[Some records]
━━━

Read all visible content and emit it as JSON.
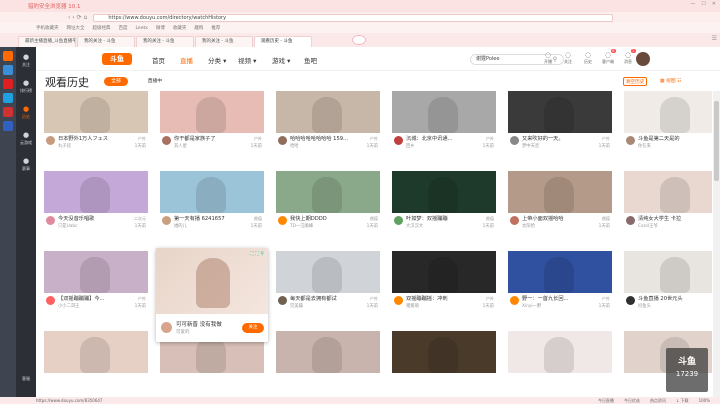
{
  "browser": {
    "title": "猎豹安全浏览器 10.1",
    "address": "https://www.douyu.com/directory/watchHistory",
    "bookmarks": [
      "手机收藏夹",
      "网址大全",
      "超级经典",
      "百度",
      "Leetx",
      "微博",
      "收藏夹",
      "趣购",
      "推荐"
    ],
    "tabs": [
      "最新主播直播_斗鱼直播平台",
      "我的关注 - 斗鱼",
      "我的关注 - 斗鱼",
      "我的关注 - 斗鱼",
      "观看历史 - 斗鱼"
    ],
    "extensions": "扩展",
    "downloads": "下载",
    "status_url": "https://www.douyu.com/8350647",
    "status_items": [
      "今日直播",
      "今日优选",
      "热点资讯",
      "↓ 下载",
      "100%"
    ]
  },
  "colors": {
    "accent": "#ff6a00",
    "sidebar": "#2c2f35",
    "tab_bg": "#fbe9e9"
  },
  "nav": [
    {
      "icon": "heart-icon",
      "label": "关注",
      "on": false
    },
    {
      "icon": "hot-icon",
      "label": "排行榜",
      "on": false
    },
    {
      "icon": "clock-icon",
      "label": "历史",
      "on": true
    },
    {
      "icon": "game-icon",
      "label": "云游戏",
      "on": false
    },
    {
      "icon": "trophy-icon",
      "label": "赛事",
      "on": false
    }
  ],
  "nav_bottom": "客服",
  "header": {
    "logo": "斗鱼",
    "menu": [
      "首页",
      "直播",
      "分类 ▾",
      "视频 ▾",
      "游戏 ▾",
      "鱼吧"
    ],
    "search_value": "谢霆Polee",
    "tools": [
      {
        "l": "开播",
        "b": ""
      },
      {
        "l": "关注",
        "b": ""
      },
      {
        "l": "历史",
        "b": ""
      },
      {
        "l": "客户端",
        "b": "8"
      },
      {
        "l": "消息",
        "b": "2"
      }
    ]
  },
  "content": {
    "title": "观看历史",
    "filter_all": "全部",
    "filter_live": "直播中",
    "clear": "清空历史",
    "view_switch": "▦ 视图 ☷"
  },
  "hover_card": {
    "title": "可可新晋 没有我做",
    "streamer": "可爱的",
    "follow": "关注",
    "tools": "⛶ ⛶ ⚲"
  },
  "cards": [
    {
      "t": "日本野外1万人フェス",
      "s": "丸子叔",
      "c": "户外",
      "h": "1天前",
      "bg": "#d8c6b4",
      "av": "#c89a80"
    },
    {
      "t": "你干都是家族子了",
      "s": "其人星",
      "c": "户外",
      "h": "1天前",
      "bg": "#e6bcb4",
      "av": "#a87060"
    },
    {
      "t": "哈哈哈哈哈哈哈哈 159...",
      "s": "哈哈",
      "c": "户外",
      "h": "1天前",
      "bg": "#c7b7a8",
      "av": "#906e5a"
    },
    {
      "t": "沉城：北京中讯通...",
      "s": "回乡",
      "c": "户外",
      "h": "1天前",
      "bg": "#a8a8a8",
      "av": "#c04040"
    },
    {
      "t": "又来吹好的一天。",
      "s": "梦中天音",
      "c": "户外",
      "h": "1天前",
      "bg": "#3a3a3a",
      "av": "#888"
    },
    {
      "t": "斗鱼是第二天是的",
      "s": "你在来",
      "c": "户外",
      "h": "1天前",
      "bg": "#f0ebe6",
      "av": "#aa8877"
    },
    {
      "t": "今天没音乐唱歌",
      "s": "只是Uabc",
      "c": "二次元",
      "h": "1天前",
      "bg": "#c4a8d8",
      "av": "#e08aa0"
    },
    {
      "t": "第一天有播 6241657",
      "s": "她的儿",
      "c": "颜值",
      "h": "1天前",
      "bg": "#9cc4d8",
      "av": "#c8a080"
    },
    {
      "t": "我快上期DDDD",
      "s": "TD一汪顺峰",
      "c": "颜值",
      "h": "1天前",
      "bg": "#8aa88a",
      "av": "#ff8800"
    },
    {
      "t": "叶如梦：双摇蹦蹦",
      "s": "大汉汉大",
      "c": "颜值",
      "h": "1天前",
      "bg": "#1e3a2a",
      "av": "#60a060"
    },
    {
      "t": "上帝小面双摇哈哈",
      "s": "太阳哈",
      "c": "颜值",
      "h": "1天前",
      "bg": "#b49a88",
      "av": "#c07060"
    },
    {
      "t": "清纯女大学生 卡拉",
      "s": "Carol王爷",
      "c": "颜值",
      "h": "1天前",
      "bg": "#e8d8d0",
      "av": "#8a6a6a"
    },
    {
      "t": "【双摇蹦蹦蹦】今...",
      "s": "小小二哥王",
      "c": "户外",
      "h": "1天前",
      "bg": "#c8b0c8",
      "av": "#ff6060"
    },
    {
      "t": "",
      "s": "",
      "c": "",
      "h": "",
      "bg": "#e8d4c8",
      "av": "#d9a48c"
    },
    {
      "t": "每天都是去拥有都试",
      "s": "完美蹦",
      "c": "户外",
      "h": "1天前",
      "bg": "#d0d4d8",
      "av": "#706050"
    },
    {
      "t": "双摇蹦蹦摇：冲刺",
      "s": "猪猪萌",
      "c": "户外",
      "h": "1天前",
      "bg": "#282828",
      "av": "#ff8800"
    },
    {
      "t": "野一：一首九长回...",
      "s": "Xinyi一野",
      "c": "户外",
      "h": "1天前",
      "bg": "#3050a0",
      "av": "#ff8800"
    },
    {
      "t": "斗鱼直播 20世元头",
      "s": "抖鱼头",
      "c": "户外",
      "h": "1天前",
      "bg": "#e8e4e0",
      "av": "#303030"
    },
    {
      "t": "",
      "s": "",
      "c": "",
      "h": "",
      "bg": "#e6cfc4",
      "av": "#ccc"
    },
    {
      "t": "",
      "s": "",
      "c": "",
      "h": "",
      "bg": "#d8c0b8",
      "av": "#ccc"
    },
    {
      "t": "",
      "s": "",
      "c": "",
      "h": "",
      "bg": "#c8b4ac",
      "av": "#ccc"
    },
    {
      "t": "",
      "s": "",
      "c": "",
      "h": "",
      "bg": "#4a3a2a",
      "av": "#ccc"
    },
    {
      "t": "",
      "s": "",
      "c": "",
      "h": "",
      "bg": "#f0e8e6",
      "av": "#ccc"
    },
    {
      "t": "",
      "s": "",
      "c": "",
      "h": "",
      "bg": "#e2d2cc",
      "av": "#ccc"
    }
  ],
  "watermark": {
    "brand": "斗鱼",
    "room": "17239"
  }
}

━━━

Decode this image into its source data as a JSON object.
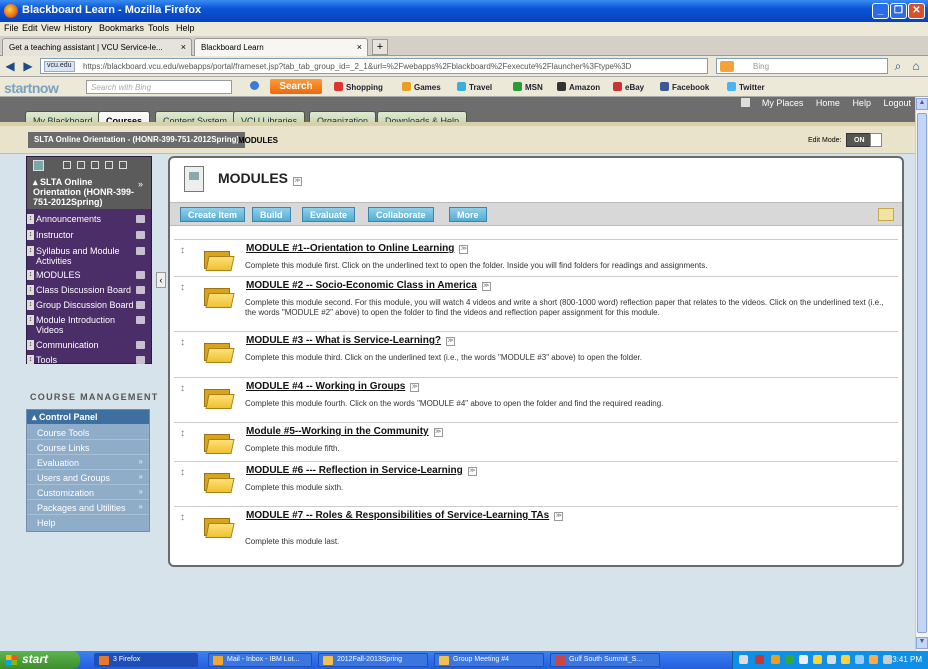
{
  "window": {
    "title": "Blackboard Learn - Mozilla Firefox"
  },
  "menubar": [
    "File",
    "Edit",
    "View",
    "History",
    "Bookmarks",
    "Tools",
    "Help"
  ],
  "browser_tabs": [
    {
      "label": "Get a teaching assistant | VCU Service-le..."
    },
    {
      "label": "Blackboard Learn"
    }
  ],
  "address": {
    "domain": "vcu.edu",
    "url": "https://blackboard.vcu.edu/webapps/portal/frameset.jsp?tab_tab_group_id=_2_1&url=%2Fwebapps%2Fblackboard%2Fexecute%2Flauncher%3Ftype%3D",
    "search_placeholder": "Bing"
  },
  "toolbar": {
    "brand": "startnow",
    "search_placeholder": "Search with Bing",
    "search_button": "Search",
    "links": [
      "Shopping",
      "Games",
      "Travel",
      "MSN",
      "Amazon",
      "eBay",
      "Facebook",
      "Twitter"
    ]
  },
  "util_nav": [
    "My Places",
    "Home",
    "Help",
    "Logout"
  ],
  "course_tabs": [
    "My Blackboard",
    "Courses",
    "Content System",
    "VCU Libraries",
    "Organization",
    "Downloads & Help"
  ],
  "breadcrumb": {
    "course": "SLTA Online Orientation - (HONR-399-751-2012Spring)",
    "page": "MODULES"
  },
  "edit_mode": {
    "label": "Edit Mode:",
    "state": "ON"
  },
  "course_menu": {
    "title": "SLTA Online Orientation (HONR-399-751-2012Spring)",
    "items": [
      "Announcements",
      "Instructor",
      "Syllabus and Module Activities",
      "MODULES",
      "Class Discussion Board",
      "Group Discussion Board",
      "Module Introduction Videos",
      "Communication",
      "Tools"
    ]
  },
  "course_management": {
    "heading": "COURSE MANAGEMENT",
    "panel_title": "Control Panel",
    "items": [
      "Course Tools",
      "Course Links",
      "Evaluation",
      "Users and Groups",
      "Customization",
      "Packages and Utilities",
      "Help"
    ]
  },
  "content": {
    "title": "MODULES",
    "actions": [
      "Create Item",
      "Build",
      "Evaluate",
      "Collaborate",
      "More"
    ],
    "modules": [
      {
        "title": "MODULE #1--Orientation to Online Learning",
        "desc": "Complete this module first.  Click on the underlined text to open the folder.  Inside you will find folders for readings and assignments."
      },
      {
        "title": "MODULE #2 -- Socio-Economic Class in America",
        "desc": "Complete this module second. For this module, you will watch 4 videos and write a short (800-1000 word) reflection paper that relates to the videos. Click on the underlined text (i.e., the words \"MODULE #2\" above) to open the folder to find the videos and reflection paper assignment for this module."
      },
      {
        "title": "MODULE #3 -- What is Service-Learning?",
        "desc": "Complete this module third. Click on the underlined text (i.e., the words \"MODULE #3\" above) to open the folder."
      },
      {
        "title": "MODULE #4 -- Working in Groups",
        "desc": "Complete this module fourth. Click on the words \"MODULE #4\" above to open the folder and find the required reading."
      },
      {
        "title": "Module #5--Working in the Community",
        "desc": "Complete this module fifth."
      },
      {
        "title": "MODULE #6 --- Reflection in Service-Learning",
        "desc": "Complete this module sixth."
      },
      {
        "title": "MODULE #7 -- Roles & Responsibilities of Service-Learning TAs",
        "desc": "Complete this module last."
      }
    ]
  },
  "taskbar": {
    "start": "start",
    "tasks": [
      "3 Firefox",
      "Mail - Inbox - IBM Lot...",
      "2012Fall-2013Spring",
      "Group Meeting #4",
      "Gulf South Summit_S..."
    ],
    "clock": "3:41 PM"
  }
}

━━━

__Task to carry out__: Only the number is wanted: how many lines in the data include the word "Firefox"?

__The response__: 2